— Instructions to follow —
Retype all the records with nothing changed.

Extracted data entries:
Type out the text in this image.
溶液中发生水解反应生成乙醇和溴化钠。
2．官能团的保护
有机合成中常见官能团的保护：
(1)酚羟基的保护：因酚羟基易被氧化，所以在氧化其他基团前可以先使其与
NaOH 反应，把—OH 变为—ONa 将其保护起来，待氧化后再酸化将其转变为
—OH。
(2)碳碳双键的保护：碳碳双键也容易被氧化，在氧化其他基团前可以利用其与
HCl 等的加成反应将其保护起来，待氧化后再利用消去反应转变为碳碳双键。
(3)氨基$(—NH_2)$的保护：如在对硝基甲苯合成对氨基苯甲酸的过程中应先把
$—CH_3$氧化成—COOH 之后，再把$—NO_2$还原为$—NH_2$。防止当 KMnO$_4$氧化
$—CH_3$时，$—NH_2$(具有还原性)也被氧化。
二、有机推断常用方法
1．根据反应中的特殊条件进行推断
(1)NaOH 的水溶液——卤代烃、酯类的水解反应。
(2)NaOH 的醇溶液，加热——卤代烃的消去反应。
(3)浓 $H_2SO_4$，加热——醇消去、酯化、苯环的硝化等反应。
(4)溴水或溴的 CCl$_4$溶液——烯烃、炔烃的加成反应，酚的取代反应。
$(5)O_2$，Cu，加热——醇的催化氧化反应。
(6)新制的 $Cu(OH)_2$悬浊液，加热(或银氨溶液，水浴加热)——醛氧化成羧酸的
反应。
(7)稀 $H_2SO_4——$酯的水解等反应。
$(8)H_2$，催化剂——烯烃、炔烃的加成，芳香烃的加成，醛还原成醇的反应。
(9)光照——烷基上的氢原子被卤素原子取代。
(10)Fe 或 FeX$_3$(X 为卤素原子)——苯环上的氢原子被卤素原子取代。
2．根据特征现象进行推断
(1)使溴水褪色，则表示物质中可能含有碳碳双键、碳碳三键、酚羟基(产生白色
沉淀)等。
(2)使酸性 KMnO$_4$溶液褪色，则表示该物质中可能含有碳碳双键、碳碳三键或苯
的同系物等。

— Task output —
Type out the text in this image.
溶液中发生水解反应生成乙醇和溴化钠。
2．官能团的保护
有机合成中常见官能团的保护：
(1)酚羟基的保护：因酚羟基易被氧化，所以在氧化其他基团前可以先使其与
NaOH 反应，把—OH 变为—ONa 将其保护起来，待氧化后再酸化将其转变为
—OH。
(2)碳碳双键的保护：碳碳双键也容易被氧化，在氧化其他基团前可以利用其与
HCl 等的加成反应将其保护起来，待氧化后再利用消去反应转变为碳碳双键。
(3)氨基$(—NH_2)$的保护：如在对硝基甲苯合成对氨基苯甲酸的过程中应先把
$—CH_3$氧化成—COOH 之后，再把$—NO_2$还原为$—NH_2$。防止当 KMnO$_4$氧化
$—CH_3$时，$—NH_2$(具有还原性)也被氧化。
二、有机推断常用方法
1．根据反应中的特殊条件进行推断
(1)NaOH 的水溶液——卤代烃、酯类的水解反应。
(2)NaOH 的醇溶液，加热——卤代烃的消去反应。
(3)浓 $H_2SO_4$，加热——醇消去、酯化、苯环的硝化等反应。
(4)溴水或溴的 CCl$_4$溶液——烯烃、炔烃的加成反应，酚的取代反应。
$(5)O_2$，Cu，加热——醇的催化氧化反应。
(6)新制的 $Cu(OH)_2$悬浊液，加热(或银氨溶液，水浴加热)——醛氧化成羧酸的
反应。
(7)稀 $H_2SO_4——$酯的水解等反应。
$(8)H_2$，催化剂——烯烃、炔烃的加成，芳香烃的加成，醛还原成醇的反应。
(9)光照——烷基上的氢原子被卤素原子取代。
(10)Fe 或 FeX$_3$(X 为卤素原子)——苯环上的氢原子被卤素原子取代。
2．根据特征现象进行推断
(1)使溴水褪色，则表示物质中可能含有碳碳双键、碳碳三键、酚羟基(产生白色
沉淀)等。
(2)使酸性 KMnO$_4$溶液褪色，则表示该物质中可能含有碳碳双键、碳碳三键或苯
的同系物等。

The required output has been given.